_PROBLEM TO SOLVE_
Output each line of the records below as a JSON list of strings, one string per line, with blank lines and pictures left out.

[Annotated element entries]
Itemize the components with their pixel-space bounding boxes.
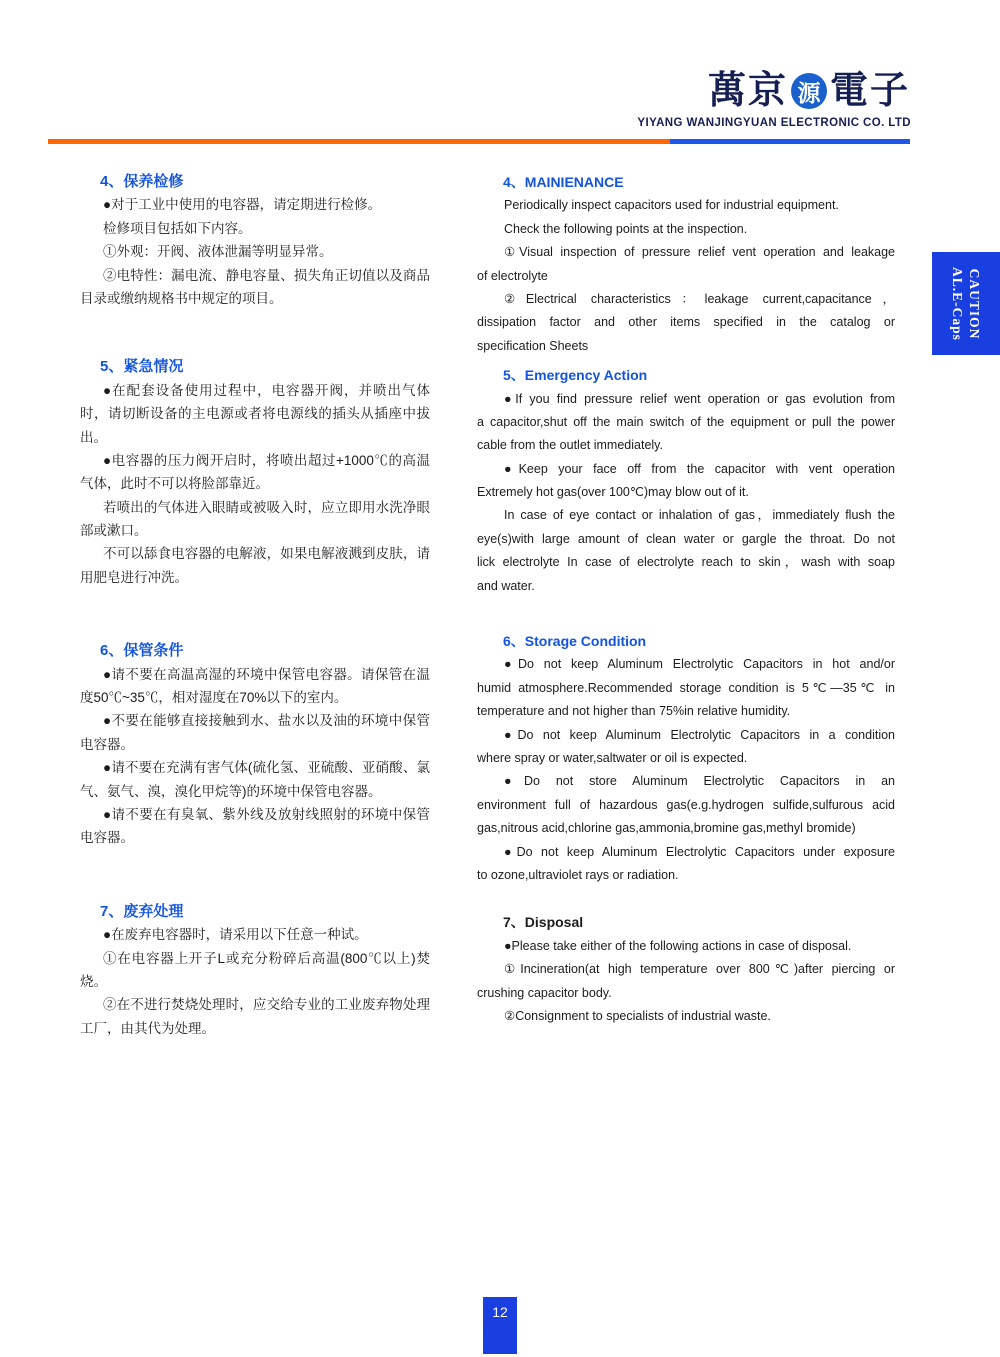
text-line: temperature and not higher than 75%in relative humidity. <box>477 704 791 719</box>
text-line: ●在配套设备使用过程中，电容器开阀，并喷出气体 <box>103 382 430 398</box>
logo-cjk-right: 電子 <box>829 70 910 112</box>
text-line: ●Do not store Aluminum Electrolytic Capacitors in an <box>504 774 895 789</box>
text-line: specification Sheets <box>477 338 589 353</box>
text-line: 时，请切断设备的主电源或者将电源线的插头从插座中拔 <box>80 406 430 422</box>
text-line: environment full of hazardous gas(e.g.hydrogen sulfide,sulfurous acid <box>477 797 895 812</box>
text-line: and water. <box>477 578 535 593</box>
text-line: Periodically inspect capacitors used for industrial equipment. <box>504 198 839 213</box>
text-line: 不可以舔食电容器的电解液，如果电解液溅到皮肤，请 <box>103 546 430 562</box>
text-line: ②电特性：漏电流、静电容量、损失角正切值以及商品 <box>103 267 430 283</box>
section <box>477 911 895 1028</box>
text-line: eye(s)with large amount of clean water or gargle the throat. Do not <box>477 531 895 546</box>
text-line: 气体，此时不可以将脸部靠近。 <box>80 476 269 492</box>
text-line: 电容器。 <box>80 830 134 846</box>
text-line: 部或漱口。 <box>80 523 148 539</box>
section <box>80 900 430 1040</box>
text-line: crushing capacitor body. <box>477 985 612 1000</box>
text-line: 气、氨气、溴，溴化甲烷等)的环境中保管电容器。 <box>80 783 382 799</box>
section <box>477 171 895 358</box>
text-line: ●电容器的压力阀开启时，将喷出超过+1000℃的高温 <box>103 452 430 468</box>
text-line: 烧。 <box>80 973 107 989</box>
section-heading: 4、MAINIENANCE <box>503 174 624 190</box>
text-line: In case of eye contact or inhalation of gas，immediately flush the <box>504 508 895 523</box>
header-rule-orange <box>48 139 670 144</box>
text-line: cable from the outlet immediately. <box>477 438 663 453</box>
text-line: 出。 <box>80 429 107 445</box>
text-line: ①Incineration(at high temperature over 800℃)after piercing or <box>504 962 895 977</box>
section-heading: 6、Storage Condition <box>503 633 647 650</box>
company-logo <box>708 72 910 110</box>
section <box>80 355 430 589</box>
text-line: of electrolyte <box>477 268 548 283</box>
caution-side-tab-text <box>949 252 983 355</box>
text-line: ●在废弃电容器时，请采用以下任意一种试。 <box>103 927 368 943</box>
text-line: 工厂，由其代为处理。 <box>80 1020 215 1036</box>
section-heading: 7、Disposal <box>503 914 584 931</box>
text-line: ●If you find pressure relief went operation or gas evolution from <box>504 391 895 406</box>
page-number: 12 <box>492 1304 508 1320</box>
page-number-badge <box>483 1297 517 1354</box>
text-line: ●Do not keep Aluminum Electrolytic Capacitors in a condition <box>504 727 895 742</box>
text-line: 电容器。 <box>80 736 134 752</box>
section <box>80 639 430 850</box>
text-line: ●请不要在高温高湿的环境中保管电容器。请保管在温 <box>103 666 430 682</box>
text-line: ●请不要在有臭氧、紫外线及放射线照射的环境中保管 <box>103 806 430 822</box>
company-name: YIYANG WANJINGYUAN ELECTRONIC CO. LTD <box>637 117 911 129</box>
text-line: 用肥皂进行冲洗。 <box>80 569 188 585</box>
text-line: ●Do not keep Aluminum Electrolytic Capacitors under exposure <box>504 844 895 859</box>
text-line: humid atmosphere.Recommended storage condition is 5℃—35℃ in <box>477 680 895 695</box>
text-line: where spray or water,saltwater or oil is expected. <box>477 750 748 765</box>
text-line: a capacitor,shut off the main switch of the equipment or pull the power <box>477 414 895 429</box>
text-line: dissipation factor and other items specified in the catalog or <box>477 315 895 330</box>
text-line: Check the following points at the inspection. <box>504 221 748 236</box>
text-line: ●Keep your face off from the capacitor with vent operation <box>504 461 895 476</box>
text-line: 若喷出的气体进入眼睛或被吸入时，应立即用水洗净眼 <box>103 499 430 515</box>
text-line: Extremely hot gas(over 100℃)may blow out of it. <box>477 485 749 500</box>
section <box>80 170 430 310</box>
text-line: ①在电容器上开子L或充分粉碎后高温(800℃以上)焚 <box>103 950 430 966</box>
text-line: 检修项目包括如下内容。 <box>103 220 252 236</box>
text-line: ●不要在能够直接接触到水、盐水以及油的环境中保管 <box>103 713 430 729</box>
text-line: 度50℃~35℃，相对湿度在70%以下的室内。 <box>80 690 348 706</box>
side-tab-line1: CAUTION <box>967 268 982 339</box>
text-line: ●请不要在充满有害气体(硫化氢、亚硫酸、亚硝酸、氯 <box>103 760 430 776</box>
text-line: ①外观：开阀、液体泄漏等明显异常。 <box>103 244 333 260</box>
text-line: ②在不进行焚烧处理时，应交给专业的工业废弃物处理 <box>103 997 430 1013</box>
side-tab-line2: AL.E-Caps <box>950 266 965 341</box>
section <box>477 630 895 887</box>
chinese-column <box>80 170 430 1040</box>
text-line: ②Electrical characteristics：leakage current,capacitance， <box>504 291 895 306</box>
text-line: ②Consignment to specialists of industrial waste. <box>504 1008 771 1023</box>
section <box>477 364 895 598</box>
section-heading: 4、保养检修 <box>100 173 184 190</box>
section-heading: 5、紧急情况 <box>100 358 184 376</box>
logo-mark-icon: 源 <box>791 73 827 109</box>
text-line: lick electrolyte In case of electrolyte reach to skin，wash with soap <box>477 555 895 570</box>
section-heading: 5、Emergency Action <box>503 367 648 384</box>
header-rule-blue <box>670 139 910 144</box>
text-line: ●Please take either of the following actions in case of disposal. <box>504 938 852 953</box>
text-line: ●Do not keep Aluminum Electrolytic Capacitors in hot and/or <box>504 657 895 672</box>
english-column <box>477 171 895 1028</box>
text-line: ●对于工业中使用的电容器，请定期进行检修。 <box>103 197 382 213</box>
text-line: gas,nitrous acid,chlorine gas,ammonia,bromine gas,methyl bromide) <box>477 821 856 836</box>
text-line: ①Visual inspection of pressure relief vent operation and leakage <box>504 245 895 260</box>
section-heading: 6、保管条件 <box>100 642 184 660</box>
text-line: 目录或缴纳规格书中规定的项目。 <box>80 290 283 306</box>
caution-side-tab <box>932 252 1000 355</box>
text-line: to ozone,ultraviolet rays or radiation. <box>477 867 679 882</box>
section-heading: 7、废弃处理 <box>100 902 184 920</box>
header-rule <box>48 139 910 144</box>
logo-cjk-left: 萬京 <box>707 70 788 112</box>
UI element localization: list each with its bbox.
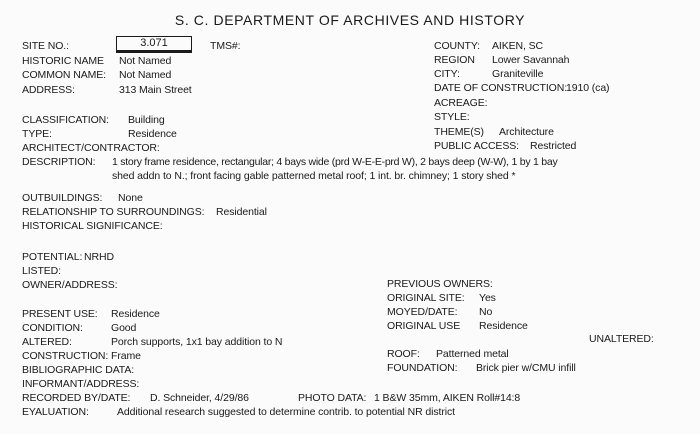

_PROBLEM SOLUTION_
[
  "Itemize the components with their pixel-space bounding boxes.",
  "text-line: temperature and not higher than 75%in relative humidity. <box>477 704 791 719</box>",
  "text-line: ●在配套设备使用过程中，电容器开阀，并喷出气体 <box>103 382 430 398</box>",
  "logo-cjk-right: 電子 <box>829 70 910 112</box>",
  "text-line: ●Do not store Aluminum Electrolytic Capacitors in an <box>504 774 895 789</box>",
  "text-line: specification Sheets <box>477 338 589 353</box>",
  "text-line: 时，请切断设备的主电源或者将电源线的插头从插座中拔 <box>80 406 430 422</box>",
  "text-line: environment full of hazardous gas(e.g.hydrogen sulfide,sulfurous acid <box>477 797 895 812</box>",
  "text-line: and water. <box>477 578 535 593</box>",
  "text-line: Periodically inspect capacitors used for industrial equipment. <box>504 198 839 213</box>",
  "text-line: 不可以舔食电容器的电解液，如果电解液溅到皮肤，请 <box>103 546 430 562</box>",
  "text-line: ②电特性：漏电流、静电容量、损失角正切值以及商品 <box>103 267 430 283</box>",
  "section <box>477 911 895 1028</box>",
  "text-line: eye(s)with large amount of clean water or gargle the throat. Do not <box>477 531 895 546</box>",
  "text-line: 气体，此时不可以将脸部靠近。 <box>80 476 269 492</box>",
  "text-line: 电容器。 <box>80 830 134 846</box>",
  "text-line: 部或漱口。 <box>80 523 148 539</box>",
  "section <box>80 900 430 1040</box>",
  "text-line: crushing capacitor body. <box>477 985 612 1000</box>",
  "text-line: 气、氨气、溴，溴化甲烷等)的环境中保管电容器。 <box>80 783 382 799</box>",
  "section <box>477 171 895 358</box>",
  "text-line: ●电容器的压力阀开启时，将喷出超过+1000℃的高温 <box>103 452 430 468</box>",
  "text-line: 烧。 <box>80 973 107 989</box>",
  "section-heading: 4、MAINIENANCE <box>503 174 624 190</box>",
  "text-line: In case of eye contact or inhalation of gas，immediately flush the <box>504 508 895 523</box>",
  "header-rule-orange <box>48 139 670 144</box>",
  "text-line: cable from the outlet immediately. <box>477 438 663 453</box>",
  "text-line: 出。 <box>80 429 107 445</box>",
  "text-line: ①Incineration(at high temperature over 800℃)after piercing or <box>504 962 895 977</box>",
  "section-heading: 6、Storage Condition <box>503 633 647 650</box>",
  "company-logo <box>708 72 910 110</box>",
  "section <box>80 355 430 589</box>",
  "text-line: of electrolyte <box>477 268 548 283</box>",
  "caution-side-tab-text <box>949 252 983 355</box>",
  "text-line: ●在废弃电容器时，请采用以下任意一种试。 <box>103 927 368 943</box>",
  "text-line: 工厂，由其代为处理。 <box>80 1020 215 1036</box>",
  "section-heading: 7、Disposal <box>503 914 584 931</box>",
  "text-line: ●If you find pressure relief went operation or gas evolution from <box>504 391 895 406</box>",
  "page-number: 12 <box>492 1304 508 1320</box>",
  "page-number-badge <box>483 1297 517 1354</box>",
  "text-line: ●Do not keep Aluminum Electrolytic Capacitors in a condition <box>504 727 895 742</box>",
  "text-line: 电容器。 <box>80 736 134 752</box>",
  "section <box>80 639 430 850</box>",
  "text-line: ●请不要在高温高湿的环境中保管电容器。请保管在温 <box>103 666 430 682</box>",
  "text-line: ●请不要在有臭氧、紫外线及放射线照射的环境中保管 <box>103 806 430 822</box>",
  "company-name: YIYANG WANJINGYUAN ELECTRONIC CO. LTD <box>637 117 911 129</box>",
  "text-line: 用肥皂进行冲洗。 <box>80 569 188 585</box>",
  "text-line: ●Do not keep Aluminum Electrolytic Capacitors under exposure <box>504 844 895 859</box>",
  "text-line: humid atmosphere.Recommended storage condition is 5℃—35℃ in <box>477 680 895 695</box>",
  "text-line: where spray or water,saltwater or oil is expected. <box>477 750 748 765</box>",
  "text-line: a capacitor,shut off the main switch of the equipment or pull the power <box>477 414 895 429</box>",
  "text-line: dissipation factor and other items specified in the catalog or <box>477 315 895 330</box>",
  "text-line: Check the following points at the inspection. <box>504 221 748 236</box>",
  "text-line: ●Keep your face off from the capacitor with vent operation <box>504 461 895 476</box>",
  "text-line: 若喷出的气体进入眼睛或被吸入时，应立即用水洗净眼 <box>103 499 430 515</box>",
  "text-line: Extremely hot gas(over 100℃)may blow out of it. <box>477 485 749 500</box>",
  "section <box>80 170 430 310</box>",
  "text-line: ①在电容器上开子L或充分粉碎后高温(800℃以上)焚 <box>103 950 430 966</box>",
  "text-line: 检修项目包括如下内容。 <box>103 220 252 236</box>",
  "text-line: ●不要在能够直接接触到水、盐水以及油的环境中保管 <box>103 713 430 729</box>",
  "text-line: 度50℃~35℃，相对湿度在70%以下的室内。 <box>80 690 348 706</box>",
  "side-tab-line1: CAUTION <box>967 268 982 339</box>",
  "text-line: ●请不要在充满有害气体(硫化氢、亚硫酸、亚硝酸、氯 <box>103 760 430 776</box>",
  "text-line: ①外观：开阀、液体泄漏等明显异常。 <box>103 244 333 260</box>",
  "text-line: ②在不进行焚烧处理时，应交给专业的工业废弃物处理 <box>103 997 430 1013</box>",
  "side-tab-line2: AL.E-Caps <box>950 266 965 341</box>",
  "section <box>477 630 895 887</box>",
  "chinese-column <box>80 170 430 1040</box>",
  "text-line: ②Electrical characteristics：leakage current,capacitance， <box>504 291 895 306</box>",
  "text-line: ②Consignment to specialists of industrial waste. <box>504 1008 771 1023</box>",
  "section <box>477 364 895 598</box>",
  "section-heading: 4、保养检修 <box>100 173 184 190</box>",
  "section-heading: 5、紧急情况 <box>100 358 184 376</box>",
  "logo-mark-icon: 源 <box>791 73 827 109</box>",
  "text-line: lick electrolyte In case of electrolyte reach to skin，wash with soap <box>477 555 895 570</box>",
  "section-heading: 5、Emergency Action <box>503 367 648 384</box>",
  "header-rule-blue <box>670 139 910 144</box>",
  "text-line: ●Please take either of the following actions in case of disposal. <box>504 938 852 953</box>",
  "text-line: ●Do not keep Aluminum Electrolytic Capacitors in hot and/or <box>504 657 895 672</box>",
  "english-column <box>477 171 895 1028</box>",
  "text-line: ●对于工业中使用的电容器，请定期进行检修。 <box>103 197 382 213</box>",
  "text-line: gas,nitrous acid,chlorine gas,ammonia,bromine gas,methyl bromide) <box>477 821 856 836</box>",
  "text-line: ①Visual inspection of pressure relief vent operation and leakage <box>504 245 895 260</box>",
  "section-heading: 6、保管条件 <box>100 642 184 660</box>",
  "text-line: 目录或缴纳规格书中规定的项目。 <box>80 290 283 306</box>",
  "caution-side-tab <box>932 252 1000 355</box>",
  "text-line: to ozone,ultraviolet rays or radiation. <box>477 867 679 882</box>",
  "section-heading: 7、废弃处理 <box>100 902 184 920</box>",
  "header-rule <box>48 139 910 144</box>",
  "logo-cjk-left: 萬京 <box>707 70 788 112</box>",
  "UI element localization: list each with its bbox."
]